Filter these entries so that only lines with the word "長袖Tシャツ" remain.

(Dataset items)
-------------------------

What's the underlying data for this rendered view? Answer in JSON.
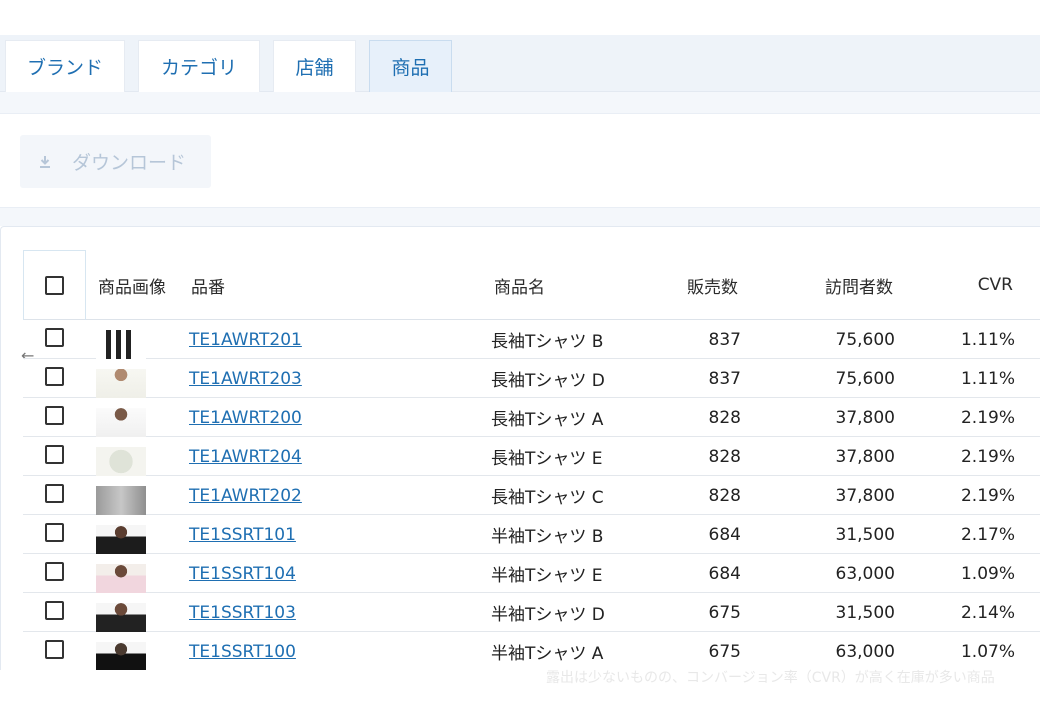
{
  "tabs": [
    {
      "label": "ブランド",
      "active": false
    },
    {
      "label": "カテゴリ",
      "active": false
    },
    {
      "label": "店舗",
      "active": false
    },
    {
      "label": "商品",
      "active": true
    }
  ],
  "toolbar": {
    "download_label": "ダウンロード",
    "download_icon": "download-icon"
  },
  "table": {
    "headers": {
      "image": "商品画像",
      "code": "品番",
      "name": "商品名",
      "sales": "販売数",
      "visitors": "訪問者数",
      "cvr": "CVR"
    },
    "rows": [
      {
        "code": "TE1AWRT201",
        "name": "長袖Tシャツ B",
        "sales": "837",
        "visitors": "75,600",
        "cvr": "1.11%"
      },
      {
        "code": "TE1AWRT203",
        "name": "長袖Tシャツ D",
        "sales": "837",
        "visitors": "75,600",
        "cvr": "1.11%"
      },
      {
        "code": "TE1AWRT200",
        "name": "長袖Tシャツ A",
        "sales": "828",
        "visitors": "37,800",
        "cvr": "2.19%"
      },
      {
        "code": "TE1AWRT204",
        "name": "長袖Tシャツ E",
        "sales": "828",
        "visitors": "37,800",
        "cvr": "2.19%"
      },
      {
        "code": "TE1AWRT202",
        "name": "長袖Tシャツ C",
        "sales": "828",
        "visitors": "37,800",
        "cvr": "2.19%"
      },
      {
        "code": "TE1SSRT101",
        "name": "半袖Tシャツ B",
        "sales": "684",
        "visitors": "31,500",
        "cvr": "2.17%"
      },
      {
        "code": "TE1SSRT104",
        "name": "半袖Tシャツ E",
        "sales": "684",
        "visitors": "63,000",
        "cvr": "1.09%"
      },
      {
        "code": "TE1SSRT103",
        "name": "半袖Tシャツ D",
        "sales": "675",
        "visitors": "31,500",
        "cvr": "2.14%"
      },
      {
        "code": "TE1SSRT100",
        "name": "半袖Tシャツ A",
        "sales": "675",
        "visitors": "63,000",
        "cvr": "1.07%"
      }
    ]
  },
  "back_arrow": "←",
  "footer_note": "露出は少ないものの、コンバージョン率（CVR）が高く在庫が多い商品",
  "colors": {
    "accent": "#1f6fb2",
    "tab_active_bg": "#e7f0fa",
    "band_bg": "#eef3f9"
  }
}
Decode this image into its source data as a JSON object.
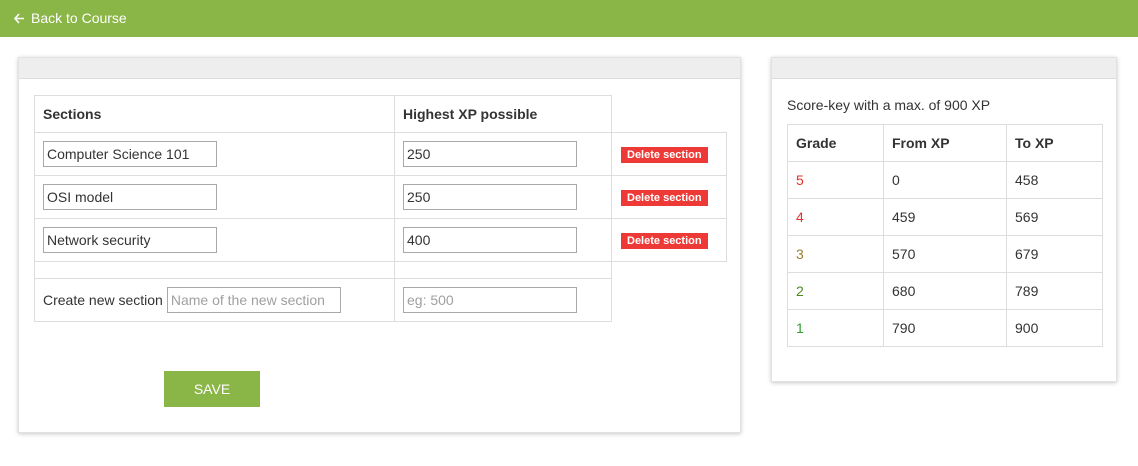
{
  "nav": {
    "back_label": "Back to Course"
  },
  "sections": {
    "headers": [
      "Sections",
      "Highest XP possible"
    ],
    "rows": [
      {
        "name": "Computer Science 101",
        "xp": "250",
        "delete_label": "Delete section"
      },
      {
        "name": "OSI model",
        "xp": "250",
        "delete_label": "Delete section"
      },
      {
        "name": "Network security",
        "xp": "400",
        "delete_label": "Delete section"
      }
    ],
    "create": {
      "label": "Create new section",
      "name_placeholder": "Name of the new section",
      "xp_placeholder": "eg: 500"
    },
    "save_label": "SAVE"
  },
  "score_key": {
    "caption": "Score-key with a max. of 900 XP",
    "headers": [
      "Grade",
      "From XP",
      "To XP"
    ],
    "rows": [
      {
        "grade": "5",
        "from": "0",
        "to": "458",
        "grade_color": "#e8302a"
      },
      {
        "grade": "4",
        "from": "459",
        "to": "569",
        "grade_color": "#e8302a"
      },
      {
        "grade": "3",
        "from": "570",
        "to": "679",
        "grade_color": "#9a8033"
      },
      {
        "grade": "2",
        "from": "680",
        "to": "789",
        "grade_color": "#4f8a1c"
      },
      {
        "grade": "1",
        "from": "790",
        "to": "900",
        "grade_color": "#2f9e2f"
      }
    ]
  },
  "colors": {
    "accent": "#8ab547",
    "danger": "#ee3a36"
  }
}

-------------------------

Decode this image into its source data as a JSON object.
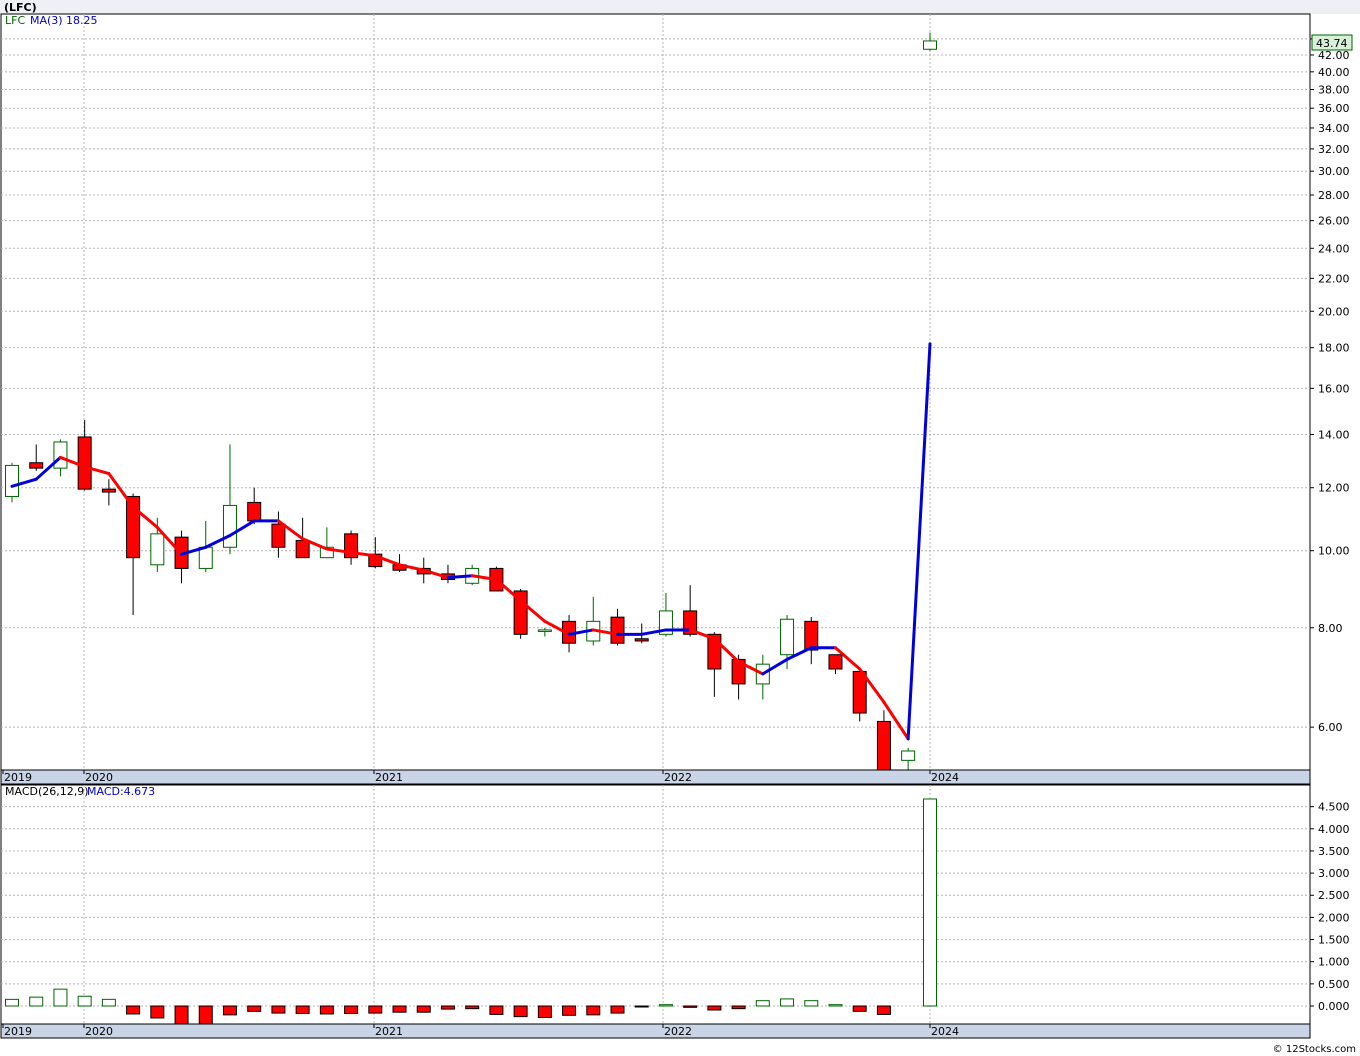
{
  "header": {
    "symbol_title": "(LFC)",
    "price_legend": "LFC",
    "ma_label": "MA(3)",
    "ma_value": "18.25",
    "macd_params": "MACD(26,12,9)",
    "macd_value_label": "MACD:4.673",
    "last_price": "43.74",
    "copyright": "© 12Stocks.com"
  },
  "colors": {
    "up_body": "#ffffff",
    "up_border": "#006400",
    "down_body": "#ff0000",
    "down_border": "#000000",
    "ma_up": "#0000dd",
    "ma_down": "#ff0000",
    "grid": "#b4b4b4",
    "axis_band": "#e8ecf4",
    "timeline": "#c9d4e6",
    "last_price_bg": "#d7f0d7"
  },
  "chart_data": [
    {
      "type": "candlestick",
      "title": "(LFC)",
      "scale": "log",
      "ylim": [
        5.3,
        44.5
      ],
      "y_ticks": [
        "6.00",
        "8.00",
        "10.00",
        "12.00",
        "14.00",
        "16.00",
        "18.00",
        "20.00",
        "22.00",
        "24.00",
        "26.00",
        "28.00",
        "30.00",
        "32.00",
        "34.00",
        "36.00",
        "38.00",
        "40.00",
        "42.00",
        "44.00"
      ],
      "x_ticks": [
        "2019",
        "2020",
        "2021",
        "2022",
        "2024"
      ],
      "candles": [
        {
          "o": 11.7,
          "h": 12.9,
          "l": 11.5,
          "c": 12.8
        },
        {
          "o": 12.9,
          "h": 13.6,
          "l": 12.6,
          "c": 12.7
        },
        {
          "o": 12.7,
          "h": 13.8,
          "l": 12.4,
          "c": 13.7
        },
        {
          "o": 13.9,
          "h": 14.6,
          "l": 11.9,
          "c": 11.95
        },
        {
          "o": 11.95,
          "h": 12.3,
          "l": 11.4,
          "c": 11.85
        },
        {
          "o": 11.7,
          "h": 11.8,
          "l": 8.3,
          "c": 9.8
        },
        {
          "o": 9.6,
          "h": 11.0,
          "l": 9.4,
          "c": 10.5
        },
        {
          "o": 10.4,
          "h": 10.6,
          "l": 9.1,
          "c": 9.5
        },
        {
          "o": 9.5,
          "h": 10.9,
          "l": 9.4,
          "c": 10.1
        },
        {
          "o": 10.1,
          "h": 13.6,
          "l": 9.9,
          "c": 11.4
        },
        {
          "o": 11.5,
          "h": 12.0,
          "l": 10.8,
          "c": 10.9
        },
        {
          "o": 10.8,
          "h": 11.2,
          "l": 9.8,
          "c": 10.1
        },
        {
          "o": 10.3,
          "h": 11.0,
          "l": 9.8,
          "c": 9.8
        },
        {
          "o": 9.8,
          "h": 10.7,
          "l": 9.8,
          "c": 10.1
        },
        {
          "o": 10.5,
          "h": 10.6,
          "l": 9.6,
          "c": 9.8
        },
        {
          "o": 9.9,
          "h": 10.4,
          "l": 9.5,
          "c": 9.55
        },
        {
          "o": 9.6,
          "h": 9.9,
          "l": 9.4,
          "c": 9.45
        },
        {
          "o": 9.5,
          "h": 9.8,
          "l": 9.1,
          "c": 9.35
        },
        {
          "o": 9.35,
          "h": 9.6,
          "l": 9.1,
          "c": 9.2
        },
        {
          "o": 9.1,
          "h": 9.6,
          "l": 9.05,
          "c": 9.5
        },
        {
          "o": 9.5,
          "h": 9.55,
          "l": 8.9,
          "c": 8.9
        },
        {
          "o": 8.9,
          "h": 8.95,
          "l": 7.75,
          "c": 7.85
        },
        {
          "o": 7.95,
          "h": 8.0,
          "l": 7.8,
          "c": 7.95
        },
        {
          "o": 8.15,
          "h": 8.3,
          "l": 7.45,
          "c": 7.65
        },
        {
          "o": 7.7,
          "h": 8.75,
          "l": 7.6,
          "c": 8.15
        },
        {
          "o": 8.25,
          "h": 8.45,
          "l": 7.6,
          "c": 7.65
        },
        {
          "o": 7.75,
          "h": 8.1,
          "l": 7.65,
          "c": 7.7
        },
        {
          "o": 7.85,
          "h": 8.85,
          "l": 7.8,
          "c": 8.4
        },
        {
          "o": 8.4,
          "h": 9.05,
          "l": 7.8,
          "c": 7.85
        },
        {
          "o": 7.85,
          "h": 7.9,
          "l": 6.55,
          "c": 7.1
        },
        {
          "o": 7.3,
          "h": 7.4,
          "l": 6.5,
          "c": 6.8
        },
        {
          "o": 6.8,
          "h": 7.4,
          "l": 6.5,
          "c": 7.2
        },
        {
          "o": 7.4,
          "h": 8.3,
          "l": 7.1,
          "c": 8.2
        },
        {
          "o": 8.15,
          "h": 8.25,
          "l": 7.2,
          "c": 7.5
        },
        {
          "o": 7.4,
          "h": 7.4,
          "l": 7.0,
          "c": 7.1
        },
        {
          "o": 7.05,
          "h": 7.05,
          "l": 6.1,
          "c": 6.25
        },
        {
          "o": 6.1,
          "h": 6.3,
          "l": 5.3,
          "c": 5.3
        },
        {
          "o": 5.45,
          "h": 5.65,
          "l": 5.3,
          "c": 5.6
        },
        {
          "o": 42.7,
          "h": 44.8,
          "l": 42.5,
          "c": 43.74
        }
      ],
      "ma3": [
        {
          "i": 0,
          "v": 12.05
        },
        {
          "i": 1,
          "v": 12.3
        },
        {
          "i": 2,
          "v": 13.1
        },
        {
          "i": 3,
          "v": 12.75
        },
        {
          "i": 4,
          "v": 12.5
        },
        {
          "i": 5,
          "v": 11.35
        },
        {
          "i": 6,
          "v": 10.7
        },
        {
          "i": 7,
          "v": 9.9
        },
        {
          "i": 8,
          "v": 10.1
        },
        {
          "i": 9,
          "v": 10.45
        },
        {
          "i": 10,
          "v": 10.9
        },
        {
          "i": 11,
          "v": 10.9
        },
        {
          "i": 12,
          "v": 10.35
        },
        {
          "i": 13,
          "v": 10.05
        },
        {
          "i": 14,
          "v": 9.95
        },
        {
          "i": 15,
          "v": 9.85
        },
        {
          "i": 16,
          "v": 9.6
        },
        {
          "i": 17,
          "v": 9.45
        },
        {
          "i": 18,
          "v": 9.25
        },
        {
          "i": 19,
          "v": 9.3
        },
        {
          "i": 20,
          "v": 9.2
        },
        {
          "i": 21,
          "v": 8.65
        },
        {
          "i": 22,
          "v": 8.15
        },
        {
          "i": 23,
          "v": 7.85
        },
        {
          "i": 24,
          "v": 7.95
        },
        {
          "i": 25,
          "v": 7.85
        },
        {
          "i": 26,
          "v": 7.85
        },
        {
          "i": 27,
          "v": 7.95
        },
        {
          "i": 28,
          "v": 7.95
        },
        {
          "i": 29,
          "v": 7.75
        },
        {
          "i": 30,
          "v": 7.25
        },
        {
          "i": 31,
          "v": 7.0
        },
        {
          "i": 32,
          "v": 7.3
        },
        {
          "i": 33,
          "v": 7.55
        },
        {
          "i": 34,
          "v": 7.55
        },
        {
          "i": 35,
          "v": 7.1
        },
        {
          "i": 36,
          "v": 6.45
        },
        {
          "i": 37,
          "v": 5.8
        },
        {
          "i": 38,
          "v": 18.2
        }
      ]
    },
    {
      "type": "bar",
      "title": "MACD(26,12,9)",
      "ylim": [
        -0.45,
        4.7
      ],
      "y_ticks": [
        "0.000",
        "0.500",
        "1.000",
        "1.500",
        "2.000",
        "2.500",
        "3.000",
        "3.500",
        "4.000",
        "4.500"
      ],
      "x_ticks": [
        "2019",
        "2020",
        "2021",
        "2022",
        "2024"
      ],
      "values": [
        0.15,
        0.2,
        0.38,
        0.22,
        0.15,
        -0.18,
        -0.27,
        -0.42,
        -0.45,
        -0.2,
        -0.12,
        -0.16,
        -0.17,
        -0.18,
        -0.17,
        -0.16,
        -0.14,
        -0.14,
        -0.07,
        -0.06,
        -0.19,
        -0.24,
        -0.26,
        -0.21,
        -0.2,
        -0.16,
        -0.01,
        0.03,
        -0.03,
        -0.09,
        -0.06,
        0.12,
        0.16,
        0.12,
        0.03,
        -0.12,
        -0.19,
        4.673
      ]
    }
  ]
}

-------------------------

__TASK RESULT__.
        "name": "長袖Tシャツ B",
        "name": "長袖Tシャツ D",
        "name": "長袖Tシャツ A",
        "name": "長袖Tシャツ E",
        "name": "長袖Tシャツ C",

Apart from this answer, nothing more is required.